**WHAT IS ASKED:** Select the lines of the records containing the word "person" and list them.

########################################

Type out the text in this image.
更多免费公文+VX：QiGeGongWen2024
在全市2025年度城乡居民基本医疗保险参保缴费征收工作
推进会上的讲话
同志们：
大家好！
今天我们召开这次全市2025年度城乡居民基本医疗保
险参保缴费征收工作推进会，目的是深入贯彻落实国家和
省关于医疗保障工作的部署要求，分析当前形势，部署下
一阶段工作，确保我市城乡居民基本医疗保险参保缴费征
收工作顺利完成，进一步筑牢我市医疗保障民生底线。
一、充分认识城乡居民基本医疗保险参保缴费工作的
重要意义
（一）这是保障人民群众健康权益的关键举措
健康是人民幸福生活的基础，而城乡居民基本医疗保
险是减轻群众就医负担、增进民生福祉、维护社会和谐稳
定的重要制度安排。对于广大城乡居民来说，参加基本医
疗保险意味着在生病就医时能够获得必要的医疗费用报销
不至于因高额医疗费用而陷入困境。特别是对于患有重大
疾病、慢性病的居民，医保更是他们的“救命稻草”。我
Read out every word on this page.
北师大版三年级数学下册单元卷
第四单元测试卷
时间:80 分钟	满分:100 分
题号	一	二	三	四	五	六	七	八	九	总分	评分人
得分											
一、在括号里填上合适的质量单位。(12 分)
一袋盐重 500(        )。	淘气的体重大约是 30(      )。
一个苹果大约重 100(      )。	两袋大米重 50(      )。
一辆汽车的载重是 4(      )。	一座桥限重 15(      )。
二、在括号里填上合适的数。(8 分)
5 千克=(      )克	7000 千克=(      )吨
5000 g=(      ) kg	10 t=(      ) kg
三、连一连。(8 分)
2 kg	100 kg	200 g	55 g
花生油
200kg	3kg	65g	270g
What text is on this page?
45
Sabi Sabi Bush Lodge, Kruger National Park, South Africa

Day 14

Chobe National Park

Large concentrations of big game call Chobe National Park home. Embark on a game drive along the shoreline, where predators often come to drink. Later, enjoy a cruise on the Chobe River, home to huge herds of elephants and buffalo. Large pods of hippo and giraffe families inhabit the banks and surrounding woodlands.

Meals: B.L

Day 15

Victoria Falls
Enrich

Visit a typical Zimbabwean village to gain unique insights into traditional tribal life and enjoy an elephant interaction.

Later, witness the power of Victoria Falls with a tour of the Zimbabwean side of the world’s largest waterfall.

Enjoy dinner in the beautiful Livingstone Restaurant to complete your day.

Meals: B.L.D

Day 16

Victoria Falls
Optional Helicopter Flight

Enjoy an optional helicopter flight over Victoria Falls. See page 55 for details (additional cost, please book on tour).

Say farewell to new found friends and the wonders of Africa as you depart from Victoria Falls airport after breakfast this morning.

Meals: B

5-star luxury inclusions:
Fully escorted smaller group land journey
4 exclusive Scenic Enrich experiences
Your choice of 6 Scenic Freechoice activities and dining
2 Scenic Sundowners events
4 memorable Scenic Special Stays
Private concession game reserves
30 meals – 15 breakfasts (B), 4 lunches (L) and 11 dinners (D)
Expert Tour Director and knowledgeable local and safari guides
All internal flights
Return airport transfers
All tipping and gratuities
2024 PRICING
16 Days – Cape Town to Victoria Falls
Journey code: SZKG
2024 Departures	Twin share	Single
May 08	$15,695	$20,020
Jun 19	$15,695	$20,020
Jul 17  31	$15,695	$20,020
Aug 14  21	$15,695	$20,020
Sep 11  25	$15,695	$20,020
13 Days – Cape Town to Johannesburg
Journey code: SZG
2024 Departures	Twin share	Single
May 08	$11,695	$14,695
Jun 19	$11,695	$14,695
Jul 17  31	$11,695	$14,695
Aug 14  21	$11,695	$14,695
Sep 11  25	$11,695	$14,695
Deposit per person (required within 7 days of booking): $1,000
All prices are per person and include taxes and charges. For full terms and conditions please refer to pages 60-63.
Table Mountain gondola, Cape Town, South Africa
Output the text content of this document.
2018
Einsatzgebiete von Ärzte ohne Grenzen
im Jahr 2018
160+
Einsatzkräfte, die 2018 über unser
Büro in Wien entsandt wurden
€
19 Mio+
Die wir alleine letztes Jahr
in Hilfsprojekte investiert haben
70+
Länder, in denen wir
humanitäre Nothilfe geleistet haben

########################################

**FULL RESPONSE:**
Deposit per person (required within 7 days of booking): $1,000
All prices are per person and include taxes and charges. For full terms and conditions please refer to pages 60-63.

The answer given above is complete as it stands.